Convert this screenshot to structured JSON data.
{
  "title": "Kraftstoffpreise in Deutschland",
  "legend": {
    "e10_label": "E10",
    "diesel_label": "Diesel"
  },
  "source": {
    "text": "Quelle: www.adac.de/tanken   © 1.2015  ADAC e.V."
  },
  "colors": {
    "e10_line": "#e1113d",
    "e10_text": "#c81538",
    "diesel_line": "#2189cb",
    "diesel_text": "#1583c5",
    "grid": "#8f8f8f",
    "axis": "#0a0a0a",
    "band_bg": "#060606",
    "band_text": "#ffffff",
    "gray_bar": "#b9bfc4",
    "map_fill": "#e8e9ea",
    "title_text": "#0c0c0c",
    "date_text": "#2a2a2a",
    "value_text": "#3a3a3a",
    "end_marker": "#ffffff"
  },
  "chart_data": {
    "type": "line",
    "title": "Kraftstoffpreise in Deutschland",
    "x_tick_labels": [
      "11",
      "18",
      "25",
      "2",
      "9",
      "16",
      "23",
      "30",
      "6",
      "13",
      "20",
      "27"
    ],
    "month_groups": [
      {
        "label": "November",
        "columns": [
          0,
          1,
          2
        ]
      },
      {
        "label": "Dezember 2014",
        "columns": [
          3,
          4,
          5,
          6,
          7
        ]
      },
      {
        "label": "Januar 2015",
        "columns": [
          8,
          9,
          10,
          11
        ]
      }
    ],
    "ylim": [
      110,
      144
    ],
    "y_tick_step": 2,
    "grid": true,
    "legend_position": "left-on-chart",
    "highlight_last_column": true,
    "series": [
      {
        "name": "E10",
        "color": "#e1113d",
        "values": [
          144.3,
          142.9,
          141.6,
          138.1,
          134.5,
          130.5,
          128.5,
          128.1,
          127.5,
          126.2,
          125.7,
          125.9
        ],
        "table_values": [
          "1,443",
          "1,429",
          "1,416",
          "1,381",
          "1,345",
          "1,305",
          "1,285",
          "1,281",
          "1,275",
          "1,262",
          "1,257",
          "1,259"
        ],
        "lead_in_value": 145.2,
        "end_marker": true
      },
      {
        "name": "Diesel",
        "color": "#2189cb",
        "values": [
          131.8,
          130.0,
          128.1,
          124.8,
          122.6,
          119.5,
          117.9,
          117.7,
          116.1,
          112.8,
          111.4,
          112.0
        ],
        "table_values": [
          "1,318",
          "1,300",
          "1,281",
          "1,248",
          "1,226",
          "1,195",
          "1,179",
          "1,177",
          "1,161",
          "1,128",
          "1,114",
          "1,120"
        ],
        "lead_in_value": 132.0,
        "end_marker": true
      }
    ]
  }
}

::::::::

Copy every line in the listing above where the string "Kraftstoffpreise" turns up.

* ANSWER TO THE PROBLEM:
  "title": "Kraftstoffpreise in Deutschland",
    "title": "Kraftstoffpreise in Deutschland",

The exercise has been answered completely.